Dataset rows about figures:
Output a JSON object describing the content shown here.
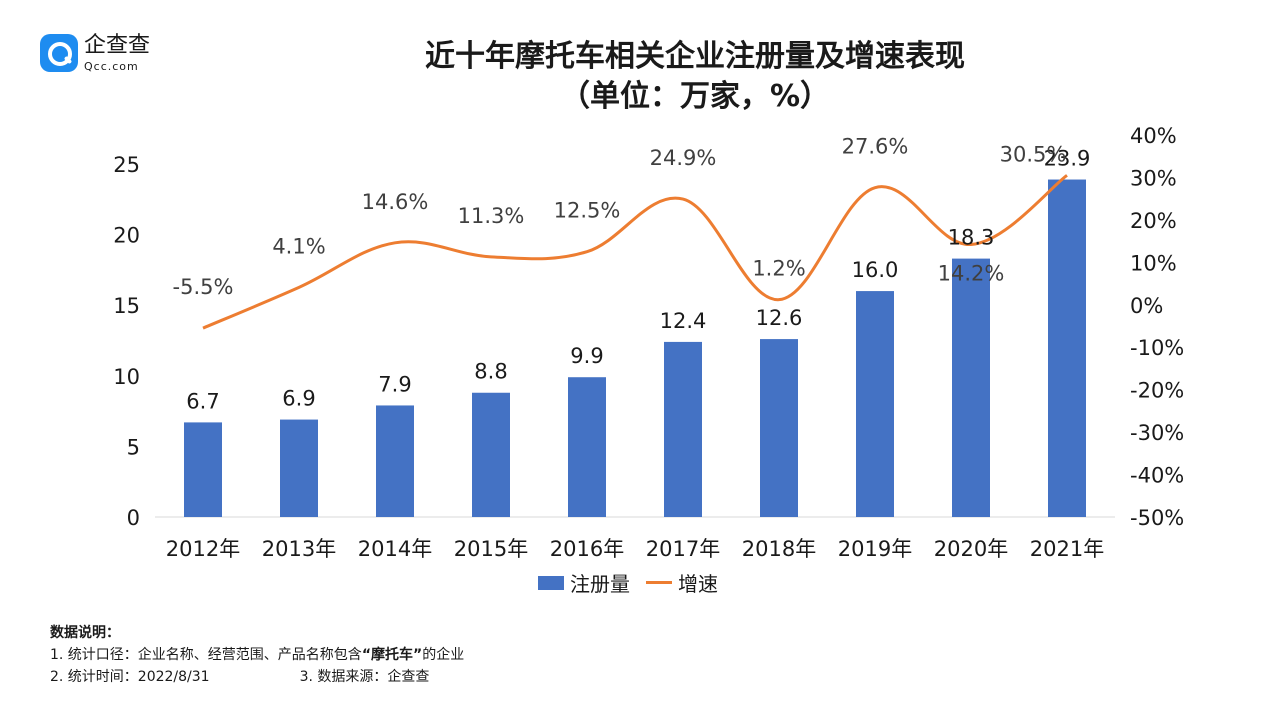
{
  "logo": {
    "cn": "企查查",
    "en": "Qcc.com"
  },
  "header": {
    "title": "近十年摩托车相关企业注册量及增速表现",
    "subtitle": "（单位：万家，%）"
  },
  "chart_data": {
    "type": "bar+line",
    "categories": [
      "2012年",
      "2013年",
      "2014年",
      "2015年",
      "2016年",
      "2017年",
      "2018年",
      "2019年",
      "2020年",
      "2021年"
    ],
    "series": [
      {
        "name": "注册量",
        "type": "bar",
        "axis": "left",
        "color": "#4472c4",
        "values": [
          6.7,
          6.9,
          7.9,
          8.8,
          9.9,
          12.4,
          12.6,
          16.0,
          18.3,
          23.9
        ],
        "labels": [
          "6.7",
          "6.9",
          "7.9",
          "8.8",
          "9.9",
          "12.4",
          "12.6",
          "16.0",
          "18.3",
          "23.9"
        ]
      },
      {
        "name": "增速",
        "type": "line",
        "axis": "right",
        "color": "#ed7d31",
        "values": [
          -5.5,
          4.1,
          14.6,
          11.3,
          12.5,
          24.9,
          1.2,
          27.6,
          14.2,
          30.5
        ],
        "labels": [
          "-5.5%",
          "4.1%",
          "14.6%",
          "11.3%",
          "12.5%",
          "24.9%",
          "1.2%",
          "27.6%",
          "14.2%",
          "30.5%"
        ]
      }
    ],
    "y_left": {
      "min": 0,
      "max": 25,
      "ticks": [
        "0",
        "5",
        "10",
        "15",
        "20",
        "25"
      ]
    },
    "y_right": {
      "min": -50,
      "max": 40,
      "ticks": [
        "-50%",
        "-40%",
        "-30%",
        "-20%",
        "-10%",
        "0%",
        "10%",
        "20%",
        "30%",
        "40%"
      ]
    },
    "legend": "bottom"
  },
  "legend": {
    "bar": "注册量",
    "line": "增速"
  },
  "notes": {
    "heading": "数据说明：",
    "line1_pre": "1. 统计口径：企业名称、经营范围、产品名称包含",
    "line1_bold": "“摩托车”",
    "line1_post": "的企业",
    "line2a": "2. 统计时间：2022/8/31",
    "line2b": "3. 数据来源：企查查"
  }
}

§ Exercise details
Write out the entries again, exactly as given, skipping any images.

§ Response below
Output a JSON object describing the content shown here.
{
  "logo": {
    "cn": "企查查",
    "en": "Qcc.com"
  },
  "header": {
    "title": "近十年摩托车相关企业注册量及增速表现",
    "subtitle": "（单位：万家，%）"
  },
  "chart_data": {
    "type": "bar+line",
    "categories": [
      "2012年",
      "2013年",
      "2014年",
      "2015年",
      "2016年",
      "2017年",
      "2018年",
      "2019年",
      "2020年",
      "2021年"
    ],
    "series": [
      {
        "name": "注册量",
        "type": "bar",
        "axis": "left",
        "color": "#4472c4",
        "values": [
          6.7,
          6.9,
          7.9,
          8.8,
          9.9,
          12.4,
          12.6,
          16.0,
          18.3,
          23.9
        ],
        "labels": [
          "6.7",
          "6.9",
          "7.9",
          "8.8",
          "9.9",
          "12.4",
          "12.6",
          "16.0",
          "18.3",
          "23.9"
        ]
      },
      {
        "name": "增速",
        "type": "line",
        "axis": "right",
        "color": "#ed7d31",
        "values": [
          -5.5,
          4.1,
          14.6,
          11.3,
          12.5,
          24.9,
          1.2,
          27.6,
          14.2,
          30.5
        ],
        "labels": [
          "-5.5%",
          "4.1%",
          "14.6%",
          "11.3%",
          "12.5%",
          "24.9%",
          "1.2%",
          "27.6%",
          "14.2%",
          "30.5%"
        ]
      }
    ],
    "y_left": {
      "min": 0,
      "max": 25,
      "ticks": [
        "0",
        "5",
        "10",
        "15",
        "20",
        "25"
      ]
    },
    "y_right": {
      "min": -50,
      "max": 40,
      "ticks": [
        "-50%",
        "-40%",
        "-30%",
        "-20%",
        "-10%",
        "0%",
        "10%",
        "20%",
        "30%",
        "40%"
      ]
    },
    "legend": "bottom"
  },
  "legend": {
    "bar": "注册量",
    "line": "增速"
  },
  "notes": {
    "heading": "数据说明：",
    "line1_pre": "1. 统计口径：企业名称、经营范围、产品名称包含",
    "line1_bold": "“摩托车”",
    "line1_post": "的企业",
    "line2a": "2. 统计时间：2022/8/31",
    "line2b": "3. 数据来源：企查查"
  }
}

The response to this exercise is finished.